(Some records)
****

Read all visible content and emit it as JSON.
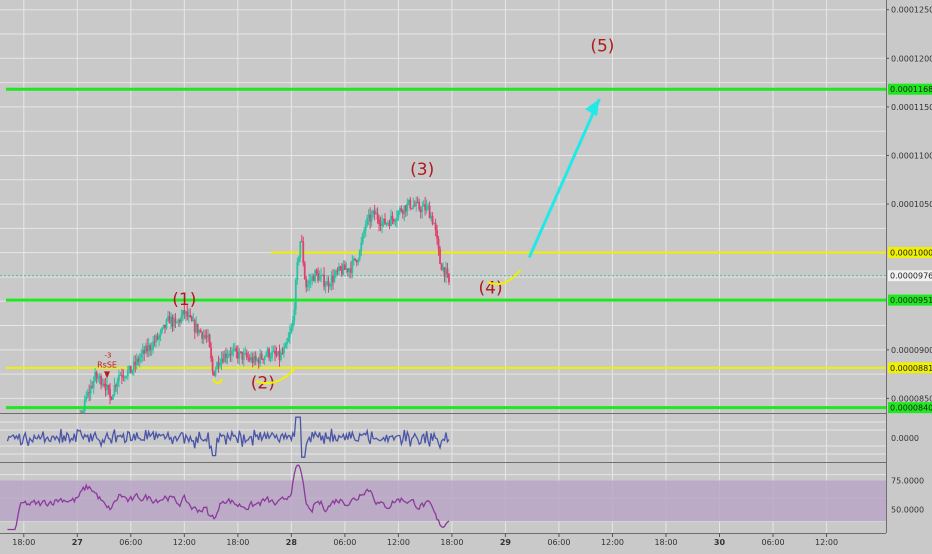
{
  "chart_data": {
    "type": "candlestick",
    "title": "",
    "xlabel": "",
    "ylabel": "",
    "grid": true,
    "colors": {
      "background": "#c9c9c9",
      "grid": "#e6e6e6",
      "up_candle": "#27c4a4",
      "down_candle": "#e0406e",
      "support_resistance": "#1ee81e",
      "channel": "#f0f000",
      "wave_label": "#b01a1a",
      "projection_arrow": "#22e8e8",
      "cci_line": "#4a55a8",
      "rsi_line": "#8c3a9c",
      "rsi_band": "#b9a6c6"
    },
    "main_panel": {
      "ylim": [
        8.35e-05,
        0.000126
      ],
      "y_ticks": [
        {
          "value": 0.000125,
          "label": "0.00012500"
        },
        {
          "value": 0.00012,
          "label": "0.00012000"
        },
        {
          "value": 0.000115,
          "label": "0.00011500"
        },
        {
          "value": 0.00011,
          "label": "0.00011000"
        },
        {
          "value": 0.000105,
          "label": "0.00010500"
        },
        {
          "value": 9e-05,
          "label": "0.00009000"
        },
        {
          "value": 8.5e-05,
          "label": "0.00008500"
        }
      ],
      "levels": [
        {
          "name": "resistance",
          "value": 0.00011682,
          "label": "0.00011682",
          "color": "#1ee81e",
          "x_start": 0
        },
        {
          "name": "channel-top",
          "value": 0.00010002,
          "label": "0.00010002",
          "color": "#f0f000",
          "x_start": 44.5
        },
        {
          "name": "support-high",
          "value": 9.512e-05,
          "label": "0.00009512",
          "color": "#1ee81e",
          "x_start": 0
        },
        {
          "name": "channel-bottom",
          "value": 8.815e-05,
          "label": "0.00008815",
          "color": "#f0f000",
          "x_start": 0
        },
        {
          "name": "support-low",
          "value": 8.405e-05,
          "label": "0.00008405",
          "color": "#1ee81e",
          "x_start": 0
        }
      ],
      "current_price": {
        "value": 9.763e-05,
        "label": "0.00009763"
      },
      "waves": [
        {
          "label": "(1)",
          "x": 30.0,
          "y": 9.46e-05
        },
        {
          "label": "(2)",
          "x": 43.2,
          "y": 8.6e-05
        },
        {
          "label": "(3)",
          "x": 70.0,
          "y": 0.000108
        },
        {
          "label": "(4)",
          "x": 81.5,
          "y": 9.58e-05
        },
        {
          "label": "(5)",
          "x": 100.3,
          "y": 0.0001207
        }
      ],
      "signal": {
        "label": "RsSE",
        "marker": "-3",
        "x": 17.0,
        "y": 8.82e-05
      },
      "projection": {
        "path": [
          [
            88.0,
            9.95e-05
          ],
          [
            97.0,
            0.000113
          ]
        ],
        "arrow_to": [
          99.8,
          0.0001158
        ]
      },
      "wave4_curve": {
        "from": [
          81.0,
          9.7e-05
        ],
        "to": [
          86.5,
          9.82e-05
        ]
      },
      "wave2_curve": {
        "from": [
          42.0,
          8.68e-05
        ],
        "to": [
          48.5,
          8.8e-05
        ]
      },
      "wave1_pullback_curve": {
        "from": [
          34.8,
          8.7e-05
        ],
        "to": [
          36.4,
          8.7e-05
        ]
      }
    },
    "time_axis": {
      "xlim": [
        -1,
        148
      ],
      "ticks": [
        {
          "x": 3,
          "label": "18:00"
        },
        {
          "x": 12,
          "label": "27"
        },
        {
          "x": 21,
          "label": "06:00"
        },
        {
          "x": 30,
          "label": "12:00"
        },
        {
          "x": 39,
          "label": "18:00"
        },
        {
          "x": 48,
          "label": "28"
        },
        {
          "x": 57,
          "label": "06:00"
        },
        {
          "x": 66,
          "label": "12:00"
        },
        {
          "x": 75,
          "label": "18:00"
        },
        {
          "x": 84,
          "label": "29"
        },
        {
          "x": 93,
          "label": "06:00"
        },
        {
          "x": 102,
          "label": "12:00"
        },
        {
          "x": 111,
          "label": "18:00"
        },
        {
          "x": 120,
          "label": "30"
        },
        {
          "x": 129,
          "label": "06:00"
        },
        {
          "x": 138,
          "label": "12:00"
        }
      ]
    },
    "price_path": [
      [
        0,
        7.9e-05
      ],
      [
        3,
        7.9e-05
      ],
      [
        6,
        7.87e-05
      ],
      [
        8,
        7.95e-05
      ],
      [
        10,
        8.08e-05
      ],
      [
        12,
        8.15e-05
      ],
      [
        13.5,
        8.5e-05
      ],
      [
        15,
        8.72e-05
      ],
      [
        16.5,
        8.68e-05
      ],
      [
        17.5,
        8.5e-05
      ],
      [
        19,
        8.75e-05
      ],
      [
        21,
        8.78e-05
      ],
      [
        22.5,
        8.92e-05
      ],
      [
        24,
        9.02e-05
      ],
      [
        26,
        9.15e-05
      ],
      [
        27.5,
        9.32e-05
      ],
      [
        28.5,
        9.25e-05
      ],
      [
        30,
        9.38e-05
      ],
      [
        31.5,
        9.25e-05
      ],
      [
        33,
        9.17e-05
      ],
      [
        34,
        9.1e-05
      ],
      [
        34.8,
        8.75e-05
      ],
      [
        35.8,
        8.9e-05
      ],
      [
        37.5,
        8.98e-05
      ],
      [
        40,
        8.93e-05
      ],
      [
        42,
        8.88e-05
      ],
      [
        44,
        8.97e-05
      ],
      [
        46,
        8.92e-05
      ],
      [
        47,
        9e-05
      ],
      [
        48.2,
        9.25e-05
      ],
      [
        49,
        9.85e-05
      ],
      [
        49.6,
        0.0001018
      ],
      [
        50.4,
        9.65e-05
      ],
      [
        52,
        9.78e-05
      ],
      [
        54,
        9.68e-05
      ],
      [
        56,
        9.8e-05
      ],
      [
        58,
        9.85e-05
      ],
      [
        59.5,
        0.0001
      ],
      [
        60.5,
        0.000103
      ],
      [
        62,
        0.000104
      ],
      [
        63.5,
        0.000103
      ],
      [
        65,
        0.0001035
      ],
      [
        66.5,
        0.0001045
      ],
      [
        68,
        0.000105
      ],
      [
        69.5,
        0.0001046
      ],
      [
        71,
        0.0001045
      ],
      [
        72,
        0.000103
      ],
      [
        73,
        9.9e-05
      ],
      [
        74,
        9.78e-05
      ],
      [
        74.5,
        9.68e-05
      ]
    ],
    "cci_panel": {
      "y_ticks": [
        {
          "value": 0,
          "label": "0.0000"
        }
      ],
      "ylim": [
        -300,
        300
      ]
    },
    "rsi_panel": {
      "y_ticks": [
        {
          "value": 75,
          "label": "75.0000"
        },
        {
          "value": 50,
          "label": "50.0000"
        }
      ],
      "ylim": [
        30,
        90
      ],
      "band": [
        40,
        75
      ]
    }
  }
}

****

**Work to do:** State only the number of lines in these entries that contain "channel".

**Response to the exercise:** 3